* [TASK PROMPT]: Edit the listing lines starting at the line that has "disable-and-graph-icons[interactable]: ⊘ ▙: [619, 514, 638, 525]" and ending with the line that has "deselect-button[interactable]: ✖: [1100, 298, 1118, 316]", replacing "Aggregator" with "Collector" and leaving everything else unchanged. Give only those lines.
——————————
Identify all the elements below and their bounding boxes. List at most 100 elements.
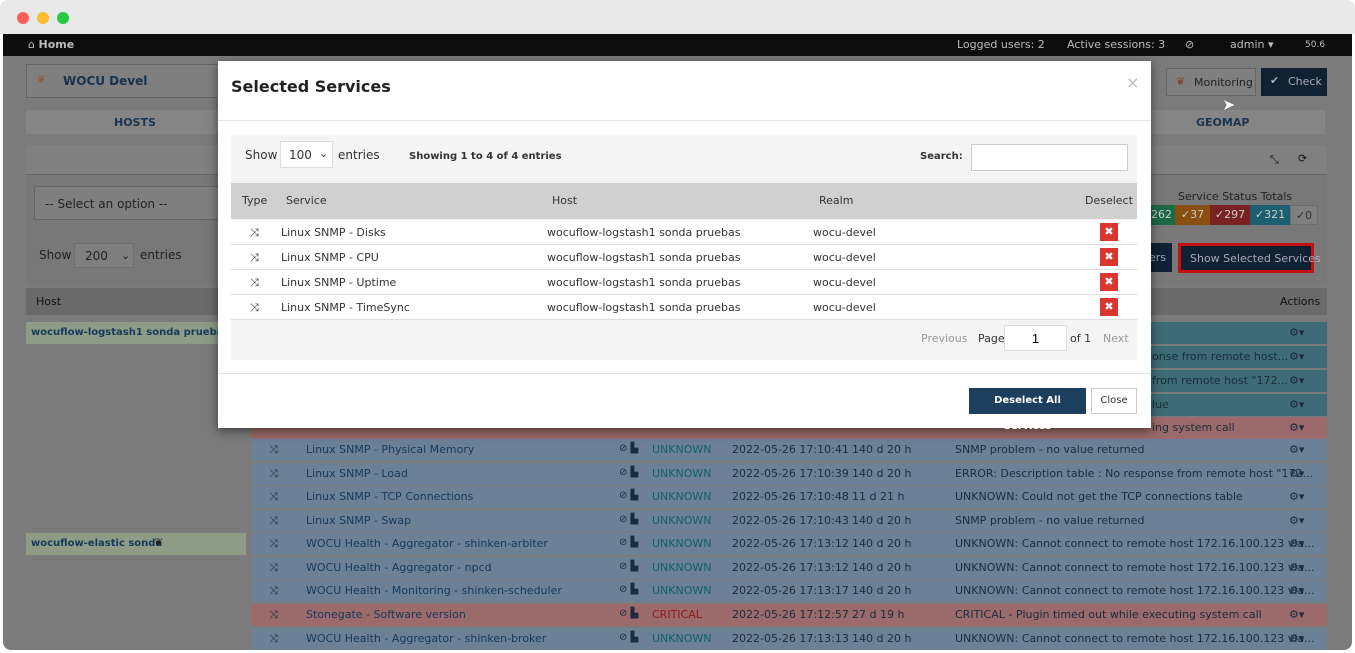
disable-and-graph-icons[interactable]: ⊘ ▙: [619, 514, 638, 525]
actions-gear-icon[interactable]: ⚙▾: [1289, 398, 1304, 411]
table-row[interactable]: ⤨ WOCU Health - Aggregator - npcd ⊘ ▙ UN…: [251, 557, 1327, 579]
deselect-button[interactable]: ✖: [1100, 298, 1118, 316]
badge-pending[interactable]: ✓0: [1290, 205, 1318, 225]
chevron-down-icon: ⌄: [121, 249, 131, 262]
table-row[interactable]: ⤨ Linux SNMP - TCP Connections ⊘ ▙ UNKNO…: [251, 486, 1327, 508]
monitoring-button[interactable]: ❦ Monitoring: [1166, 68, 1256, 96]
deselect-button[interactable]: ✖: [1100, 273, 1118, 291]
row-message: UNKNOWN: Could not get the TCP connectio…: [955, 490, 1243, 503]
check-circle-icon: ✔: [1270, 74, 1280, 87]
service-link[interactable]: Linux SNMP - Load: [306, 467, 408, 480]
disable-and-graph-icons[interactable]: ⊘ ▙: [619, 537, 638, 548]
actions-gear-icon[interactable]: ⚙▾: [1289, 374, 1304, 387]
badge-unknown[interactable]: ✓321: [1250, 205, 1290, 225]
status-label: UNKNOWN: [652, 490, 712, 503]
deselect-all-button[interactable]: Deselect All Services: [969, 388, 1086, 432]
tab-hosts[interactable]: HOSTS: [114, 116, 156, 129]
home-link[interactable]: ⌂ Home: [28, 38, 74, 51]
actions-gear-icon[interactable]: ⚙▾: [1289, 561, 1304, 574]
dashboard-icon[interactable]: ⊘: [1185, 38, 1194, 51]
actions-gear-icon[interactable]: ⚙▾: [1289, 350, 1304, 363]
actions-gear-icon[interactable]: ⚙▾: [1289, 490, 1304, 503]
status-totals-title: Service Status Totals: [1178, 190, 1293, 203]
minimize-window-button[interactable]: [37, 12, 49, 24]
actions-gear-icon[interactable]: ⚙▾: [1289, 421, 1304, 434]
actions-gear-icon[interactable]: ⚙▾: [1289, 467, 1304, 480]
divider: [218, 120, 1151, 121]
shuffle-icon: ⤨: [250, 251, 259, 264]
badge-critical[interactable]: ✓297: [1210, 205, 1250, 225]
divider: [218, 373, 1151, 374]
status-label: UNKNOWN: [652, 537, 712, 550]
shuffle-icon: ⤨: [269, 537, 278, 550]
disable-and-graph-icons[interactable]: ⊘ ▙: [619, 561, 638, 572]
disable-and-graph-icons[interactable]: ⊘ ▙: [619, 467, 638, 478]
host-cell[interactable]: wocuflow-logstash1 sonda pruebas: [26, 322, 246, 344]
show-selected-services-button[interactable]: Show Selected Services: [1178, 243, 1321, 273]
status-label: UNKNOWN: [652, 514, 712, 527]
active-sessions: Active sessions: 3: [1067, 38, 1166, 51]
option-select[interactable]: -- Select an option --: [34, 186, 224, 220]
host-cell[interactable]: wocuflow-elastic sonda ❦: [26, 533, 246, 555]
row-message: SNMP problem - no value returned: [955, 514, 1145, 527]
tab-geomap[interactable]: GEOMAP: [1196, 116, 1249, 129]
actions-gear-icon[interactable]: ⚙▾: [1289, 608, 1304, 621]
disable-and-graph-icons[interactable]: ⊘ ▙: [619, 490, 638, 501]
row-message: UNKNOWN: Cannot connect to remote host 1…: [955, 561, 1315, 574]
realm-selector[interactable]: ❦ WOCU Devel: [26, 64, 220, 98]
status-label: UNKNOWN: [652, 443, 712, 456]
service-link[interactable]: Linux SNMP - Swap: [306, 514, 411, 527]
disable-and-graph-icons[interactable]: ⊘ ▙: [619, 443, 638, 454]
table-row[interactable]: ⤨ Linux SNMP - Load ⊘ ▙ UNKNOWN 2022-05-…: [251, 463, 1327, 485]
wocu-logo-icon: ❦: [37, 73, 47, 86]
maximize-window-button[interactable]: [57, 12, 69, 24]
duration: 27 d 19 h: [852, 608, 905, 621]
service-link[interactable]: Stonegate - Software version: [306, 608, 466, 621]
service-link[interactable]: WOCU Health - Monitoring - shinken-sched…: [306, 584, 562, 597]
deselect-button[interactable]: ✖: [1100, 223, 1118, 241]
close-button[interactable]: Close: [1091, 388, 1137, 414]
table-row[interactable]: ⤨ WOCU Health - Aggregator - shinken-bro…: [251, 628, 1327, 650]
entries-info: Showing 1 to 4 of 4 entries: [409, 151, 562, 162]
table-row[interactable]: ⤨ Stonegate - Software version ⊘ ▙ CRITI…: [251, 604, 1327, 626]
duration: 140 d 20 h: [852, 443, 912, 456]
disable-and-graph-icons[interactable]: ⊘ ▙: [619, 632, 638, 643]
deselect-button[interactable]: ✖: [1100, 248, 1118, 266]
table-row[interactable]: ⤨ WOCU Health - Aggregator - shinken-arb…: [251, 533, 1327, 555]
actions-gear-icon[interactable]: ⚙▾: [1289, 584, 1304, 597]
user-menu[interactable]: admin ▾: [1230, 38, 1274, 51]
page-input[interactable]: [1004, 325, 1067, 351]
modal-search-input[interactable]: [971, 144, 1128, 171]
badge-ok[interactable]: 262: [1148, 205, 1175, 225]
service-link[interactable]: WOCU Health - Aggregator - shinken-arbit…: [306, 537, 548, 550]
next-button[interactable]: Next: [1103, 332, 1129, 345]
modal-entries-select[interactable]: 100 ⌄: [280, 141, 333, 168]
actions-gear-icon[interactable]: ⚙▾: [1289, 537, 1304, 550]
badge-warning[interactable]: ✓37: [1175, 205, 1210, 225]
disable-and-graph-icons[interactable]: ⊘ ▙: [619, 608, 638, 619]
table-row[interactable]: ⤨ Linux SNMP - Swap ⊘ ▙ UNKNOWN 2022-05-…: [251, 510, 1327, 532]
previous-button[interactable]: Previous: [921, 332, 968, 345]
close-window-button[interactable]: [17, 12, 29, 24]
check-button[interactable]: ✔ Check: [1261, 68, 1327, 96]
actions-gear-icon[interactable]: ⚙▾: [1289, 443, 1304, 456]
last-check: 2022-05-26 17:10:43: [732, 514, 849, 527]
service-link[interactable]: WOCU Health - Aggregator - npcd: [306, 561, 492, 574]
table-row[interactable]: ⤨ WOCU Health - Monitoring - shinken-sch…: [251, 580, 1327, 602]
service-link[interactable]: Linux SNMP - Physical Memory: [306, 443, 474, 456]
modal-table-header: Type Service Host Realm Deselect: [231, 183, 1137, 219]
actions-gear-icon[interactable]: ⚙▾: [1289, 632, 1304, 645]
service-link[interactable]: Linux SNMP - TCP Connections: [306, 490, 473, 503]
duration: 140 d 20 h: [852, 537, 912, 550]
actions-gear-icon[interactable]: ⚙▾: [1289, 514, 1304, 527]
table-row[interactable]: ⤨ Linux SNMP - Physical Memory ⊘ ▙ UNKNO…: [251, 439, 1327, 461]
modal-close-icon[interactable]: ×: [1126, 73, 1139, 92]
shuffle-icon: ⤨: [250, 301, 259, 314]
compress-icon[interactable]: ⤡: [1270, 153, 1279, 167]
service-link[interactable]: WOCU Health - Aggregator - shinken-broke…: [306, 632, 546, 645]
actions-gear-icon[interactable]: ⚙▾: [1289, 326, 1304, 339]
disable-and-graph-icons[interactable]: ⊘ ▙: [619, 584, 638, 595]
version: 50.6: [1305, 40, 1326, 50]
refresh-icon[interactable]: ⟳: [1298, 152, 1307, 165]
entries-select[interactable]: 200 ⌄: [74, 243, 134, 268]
——————————
* [WRITTEN ANSWER]:
disable-and-graph-icons[interactable]: ⊘ ▙: [619, 514, 638, 525]
actions-gear-icon[interactable]: ⚙▾: [1289, 398, 1304, 411]
table-row[interactable]: ⤨ WOCU Health - Collector - npcd ⊘ ▙ UN…: [251, 557, 1327, 579]
deselect-button[interactable]: ✖: [1100, 298, 1118, 316]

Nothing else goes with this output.